* [Work to be completed]: Repeat all the records exactly, omitting pictures.

* [Dataset records]:
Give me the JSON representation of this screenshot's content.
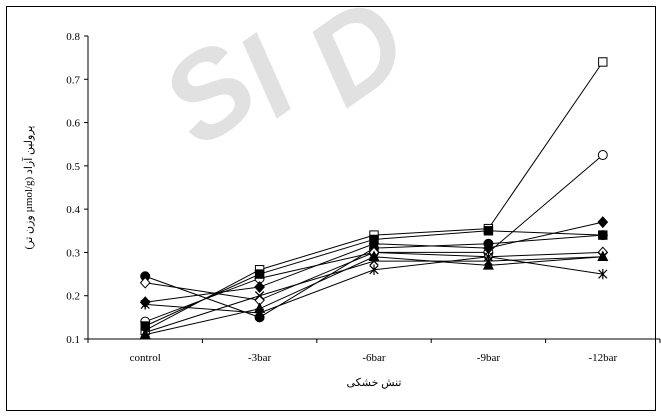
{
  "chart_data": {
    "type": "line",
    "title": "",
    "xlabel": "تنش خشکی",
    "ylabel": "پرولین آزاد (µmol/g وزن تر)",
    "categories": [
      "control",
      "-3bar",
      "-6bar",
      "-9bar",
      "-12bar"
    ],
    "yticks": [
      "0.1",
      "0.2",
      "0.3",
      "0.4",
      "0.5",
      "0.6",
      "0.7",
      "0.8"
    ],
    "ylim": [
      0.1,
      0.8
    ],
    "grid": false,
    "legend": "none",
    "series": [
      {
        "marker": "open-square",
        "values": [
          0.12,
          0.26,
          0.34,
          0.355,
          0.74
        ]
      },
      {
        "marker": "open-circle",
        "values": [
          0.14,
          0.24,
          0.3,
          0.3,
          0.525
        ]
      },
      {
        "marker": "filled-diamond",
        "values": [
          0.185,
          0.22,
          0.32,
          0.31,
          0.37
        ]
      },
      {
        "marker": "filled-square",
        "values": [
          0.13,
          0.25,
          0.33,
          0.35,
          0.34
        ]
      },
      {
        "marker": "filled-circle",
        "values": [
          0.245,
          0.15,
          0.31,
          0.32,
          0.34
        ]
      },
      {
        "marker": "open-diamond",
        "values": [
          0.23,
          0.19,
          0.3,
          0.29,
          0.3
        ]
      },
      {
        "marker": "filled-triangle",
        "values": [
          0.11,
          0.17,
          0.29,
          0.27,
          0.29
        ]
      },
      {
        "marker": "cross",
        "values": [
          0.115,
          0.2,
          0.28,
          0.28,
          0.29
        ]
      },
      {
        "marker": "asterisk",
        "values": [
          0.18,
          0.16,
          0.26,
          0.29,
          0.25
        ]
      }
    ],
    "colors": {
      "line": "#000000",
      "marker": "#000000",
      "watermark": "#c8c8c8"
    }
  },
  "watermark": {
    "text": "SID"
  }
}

* [Task output]:
Give me the JSON representation of this screenshot's content.
{
  "chart_data": {
    "type": "line",
    "title": "",
    "xlabel": "تنش خشکی",
    "ylabel": "پرولین آزاد (µmol/g وزن تر)",
    "categories": [
      "control",
      "-3bar",
      "-6bar",
      "-9bar",
      "-12bar"
    ],
    "yticks": [
      "0.1",
      "0.2",
      "0.3",
      "0.4",
      "0.5",
      "0.6",
      "0.7",
      "0.8"
    ],
    "ylim": [
      0.1,
      0.8
    ],
    "grid": false,
    "legend": "none",
    "series": [
      {
        "marker": "open-square",
        "values": [
          0.12,
          0.26,
          0.34,
          0.355,
          0.74
        ]
      },
      {
        "marker": "open-circle",
        "values": [
          0.14,
          0.24,
          0.3,
          0.3,
          0.525
        ]
      },
      {
        "marker": "filled-diamond",
        "values": [
          0.185,
          0.22,
          0.32,
          0.31,
          0.37
        ]
      },
      {
        "marker": "filled-square",
        "values": [
          0.13,
          0.25,
          0.33,
          0.35,
          0.34
        ]
      },
      {
        "marker": "filled-circle",
        "values": [
          0.245,
          0.15,
          0.31,
          0.32,
          0.34
        ]
      },
      {
        "marker": "open-diamond",
        "values": [
          0.23,
          0.19,
          0.3,
          0.29,
          0.3
        ]
      },
      {
        "marker": "filled-triangle",
        "values": [
          0.11,
          0.17,
          0.29,
          0.27,
          0.29
        ]
      },
      {
        "marker": "cross",
        "values": [
          0.115,
          0.2,
          0.28,
          0.28,
          0.29
        ]
      },
      {
        "marker": "asterisk",
        "values": [
          0.18,
          0.16,
          0.26,
          0.29,
          0.25
        ]
      }
    ],
    "colors": {
      "line": "#000000",
      "marker": "#000000",
      "watermark": "#c8c8c8"
    }
  },
  "watermark": {
    "text": "SID"
  }
}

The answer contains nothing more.